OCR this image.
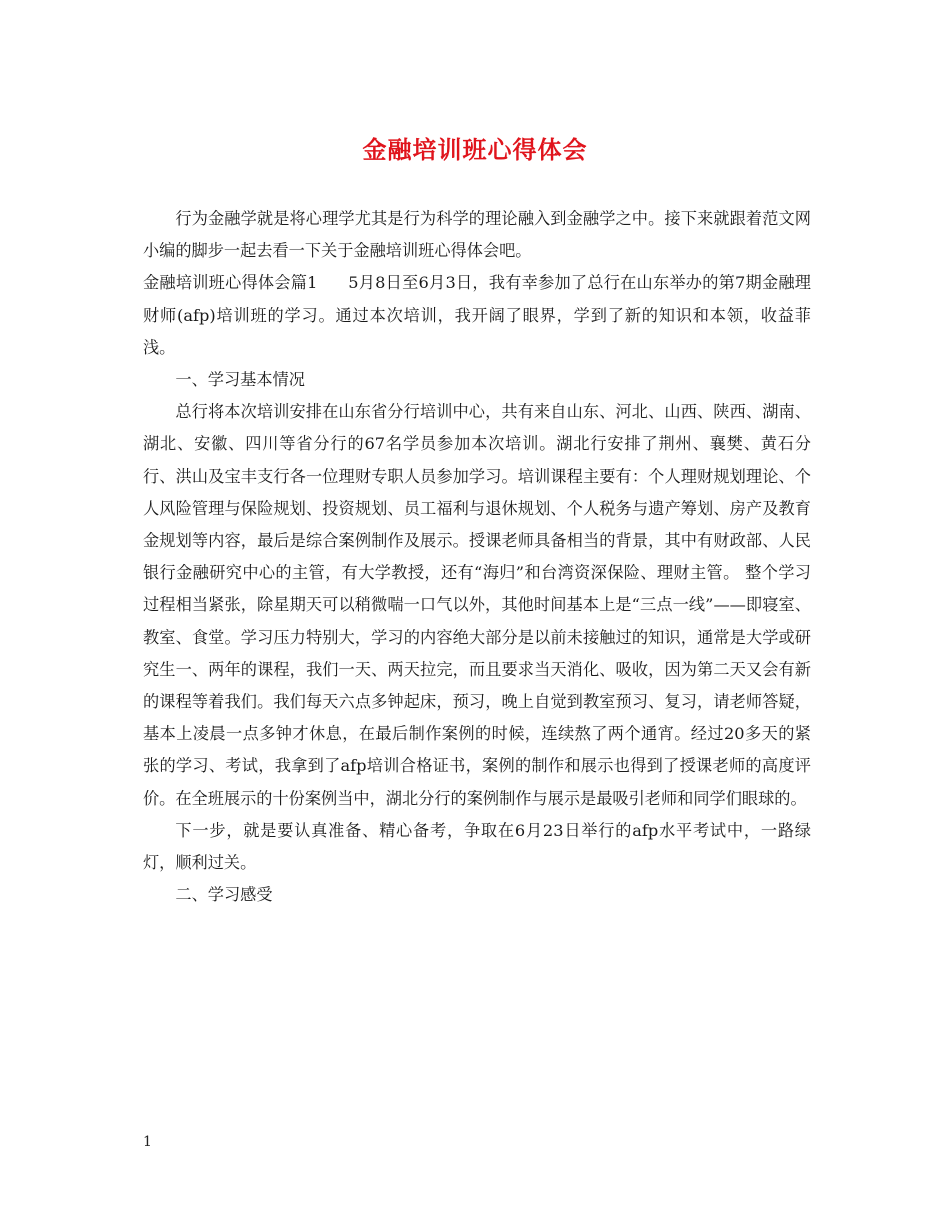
金融培训班心得体会

行为金融学就是将心理学尤其是行为科学的理论融入到金融学之中。接下来就跟着范文网小编的脚步一起去看一下关于金融培训班心得体会吧。

金融培训班心得体会篇1 5月8日至6月3日，我有幸参加了总行在山东举办的第7期金融理财师(afp)培训班的学习。通过本次培训，我开阔了眼界，学到了新的知识和本领，收益菲浅。

一、学习基本情况

总行将本次培训安排在山东省分行培训中心，共有来自山东、河北、山西、陕西、湖南、湖北、安徽、四川等省分行的67名学员参加本次培训。湖北行安排了荆州、襄樊、黄石分行、洪山及宝丰支行各一位理财专职人员参加学习。培训课程主要有：个人理财规划理论、个人风险管理与保险规划、投资规划、员工福利与退休规划、个人税务与遗产筹划、房产及教育金规划等内容，最后是综合案例制作及展示。授课老师具备相当的背景，其中有财政部、人民银行金融研究中心的主管，有大学教授，还有“海归”和台湾资深保险、理财主管。 整个学习过程相当紧张，除星期天可以稍微喘一口气以外，其他时间基本上是“三点一线”——即寝室、教室、食堂。学习压力特别大，学习的内容绝大部分是以前未接触过的知识，通常是大学或研究生一、两年的课程，我们一天、两天拉完，而且要求当天消化、吸收，因为第二天又会有新的课程等着我们。我们每天六点多钟起床，预习，晚上自觉到教室预习、复习，请老师答疑，基本上凌晨一点多钟才休息，在最后制作案例的时候，连续熬了两个通宵。经过20多天的紧张的学习、考试，我拿到了afp培训合格证书，案例的制作和展示也得到了授课老师的高度评价。在全班展示的十份案例当中，湖北分行的案例制作与展示是最吸引老师和同学们眼球的。

下一步，就是要认真准备、精心备考，争取在6月23日举行的afp水平考试中，一路绿灯，顺利过关。

二、学习感受

1
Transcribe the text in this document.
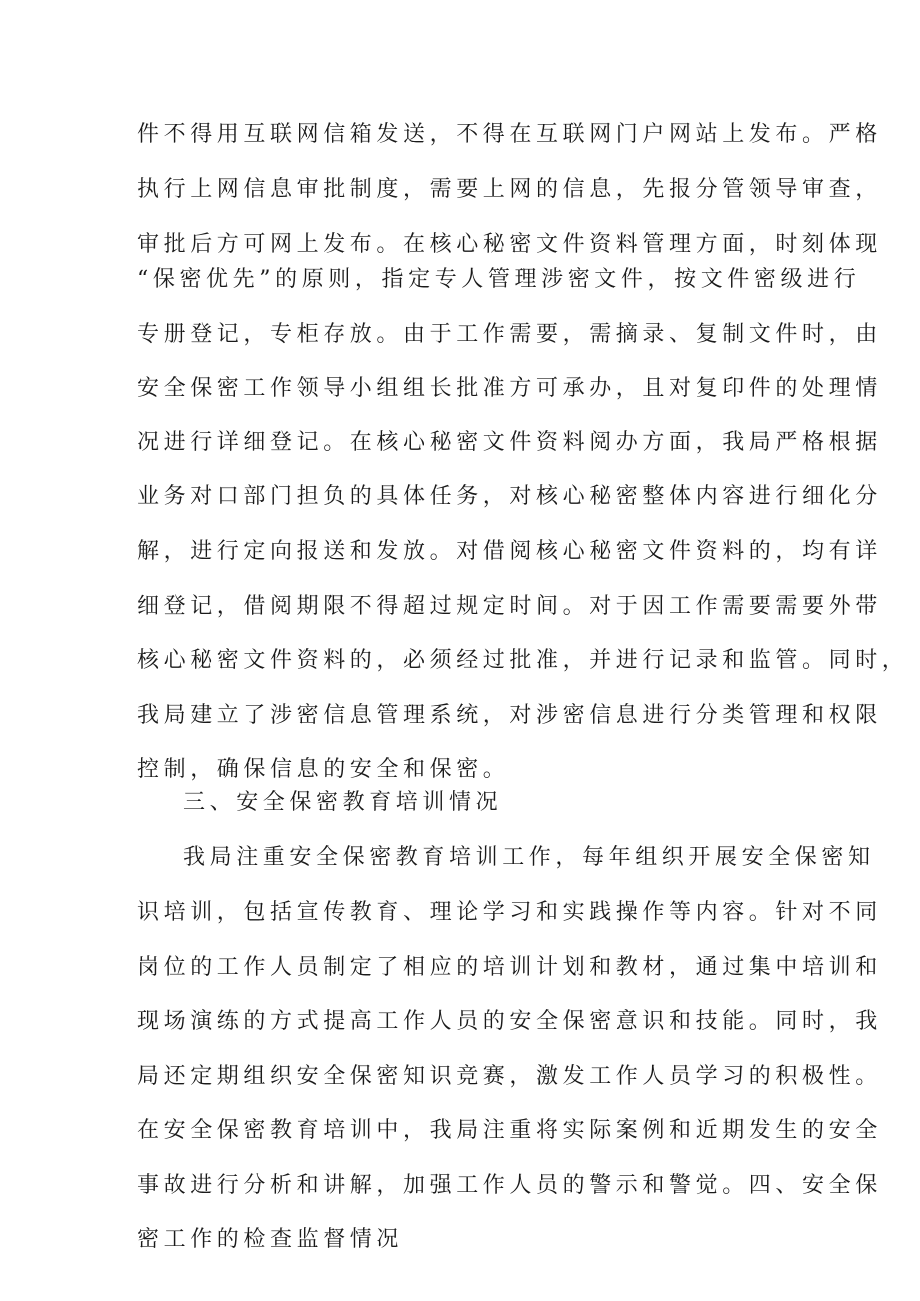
件不得用互联网信箱发送，不得在互联网门户网站上发布。严格
执行上网信息审批制度，需要上网的信息，先报分管领导审查，
审批后方可网上发布。在核心秘密文件资料管理方面，时刻体现
“保密优先”的原则，指定专人管理涉密文件，按文件密级进行
专册登记，专柜存放。由于工作需要，需摘录、复制文件时，由
安全保密工作领导小组组长批准方可承办，且对复印件的处理情
况进行详细登记。在核心秘密文件资料阅办方面，我局严格根据
业务对口部门担负的具体任务，对核心秘密整体内容进行细化分
解，进行定向报送和发放。对借阅核心秘密文件资料的，均有详
细登记，借阅期限不得超过规定时间。对于因工作需要需要外带
核心秘密文件资料的，必须经过批准，并进行记录和监管。同时，
我局建立了涉密信息管理系统，对涉密信息进行分类管理和权限
控制，确保信息的安全和保密。
三、安全保密教育培训情况
我局注重安全保密教育培训工作，每年组织开展安全保密知
识培训，包括宣传教育、理论学习和实践操作等内容。针对不同
岗位的工作人员制定了相应的培训计划和教材，通过集中培训和
现场演练的方式提高工作人员的安全保密意识和技能。同时，我
局还定期组织安全保密知识竞赛，激发工作人员学习的积极性。
在安全保密教育培训中，我局注重将实际案例和近期发生的安全
事故进行分析和讲解，加强工作人员的警示和警觉。四、安全保
密工作的检查监督情况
================
### SET PROBLEM:
Extract the full listing exactly, with the pictures left out.

### SOLUTION FOR THIS EXERCISE:
OCR this image.
金融培训班心得体会

行为金融学就是将心理学尤其是行为科学的理论融入到金融学之中。接下来就跟着范文网小编的脚步一起去看一下关于金融培训班心得体会吧。

金融培训班心得体会篇1 5月8日至6月3日，我有幸参加了总行在山东举办的第7期金融理财师(afp)培训班的学习。通过本次培训，我开阔了眼界，学到了新的知识和本领，收益菲浅。

一、学习基本情况

总行将本次培训安排在山东省分行培训中心，共有来自山东、河北、山西、陕西、湖南、湖北、安徽、四川等省分行的67名学员参加本次培训。湖北行安排了荆州、襄樊、黄石分行、洪山及宝丰支行各一位理财专职人员参加学习。培训课程主要有：个人理财规划理论、个人风险管理与保险规划、投资规划、员工福利与退休规划、个人税务与遗产筹划、房产及教育金规划等内容，最后是综合案例制作及展示。授课老师具备相当的背景，其中有财政部、人民银行金融研究中心的主管，有大学教授，还有“海归”和台湾资深保险、理财主管。 整个学习过程相当紧张，除星期天可以稍微喘一口气以外，其他时间基本上是“三点一线”——即寝室、教室、食堂。学习压力特别大，学习的内容绝大部分是以前未接触过的知识，通常是大学或研究生一、两年的课程，我们一天、两天拉完，而且要求当天消化、吸收，因为第二天又会有新的课程等着我们。我们每天六点多钟起床，预习，晚上自觉到教室预习、复习，请老师答疑，基本上凌晨一点多钟才休息，在最后制作案例的时候，连续熬了两个通宵。经过20多天的紧张的学习、考试，我拿到了afp培训合格证书，案例的制作和展示也得到了授课老师的高度评价。在全班展示的十份案例当中，湖北分行的案例制作与展示是最吸引老师和同学们眼球的。

下一步，就是要认真准备、精心备考，争取在6月23日举行的afp水平考试中，一路绿灯，顺利过关。

二、学习感受

1
Transcribe the text in this document.
件不得用互联网信箱发送，不得在互联网门户网站上发布。严格
执行上网信息审批制度，需要上网的信息，先报分管领导审查，
审批后方可网上发布。在核心秘密文件资料管理方面，时刻体现
“保密优先”的原则，指定专人管理涉密文件，按文件密级进行
专册登记，专柜存放。由于工作需要，需摘录、复制文件时，由
安全保密工作领导小组组长批准方可承办，且对复印件的处理情
况进行详细登记。在核心秘密文件资料阅办方面，我局严格根据
业务对口部门担负的具体任务，对核心秘密整体内容进行细化分
解，进行定向报送和发放。对借阅核心秘密文件资料的，均有详
细登记，借阅期限不得超过规定时间。对于因工作需要需要外带
核心秘密文件资料的，必须经过批准，并进行记录和监管。同时，
我局建立了涉密信息管理系统，对涉密信息进行分类管理和权限
控制，确保信息的安全和保密。
三、安全保密教育培训情况
我局注重安全保密教育培训工作，每年组织开展安全保密知
识培训，包括宣传教育、理论学习和实践操作等内容。针对不同
岗位的工作人员制定了相应的培训计划和教材，通过集中培训和
现场演练的方式提高工作人员的安全保密意识和技能。同时，我
局还定期组织安全保密知识竞赛，激发工作人员学习的积极性。
在安全保密教育培训中，我局注重将实际案例和近期发生的安全
事故进行分析和讲解，加强工作人员的警示和警觉。四、安全保
密工作的检查监督情况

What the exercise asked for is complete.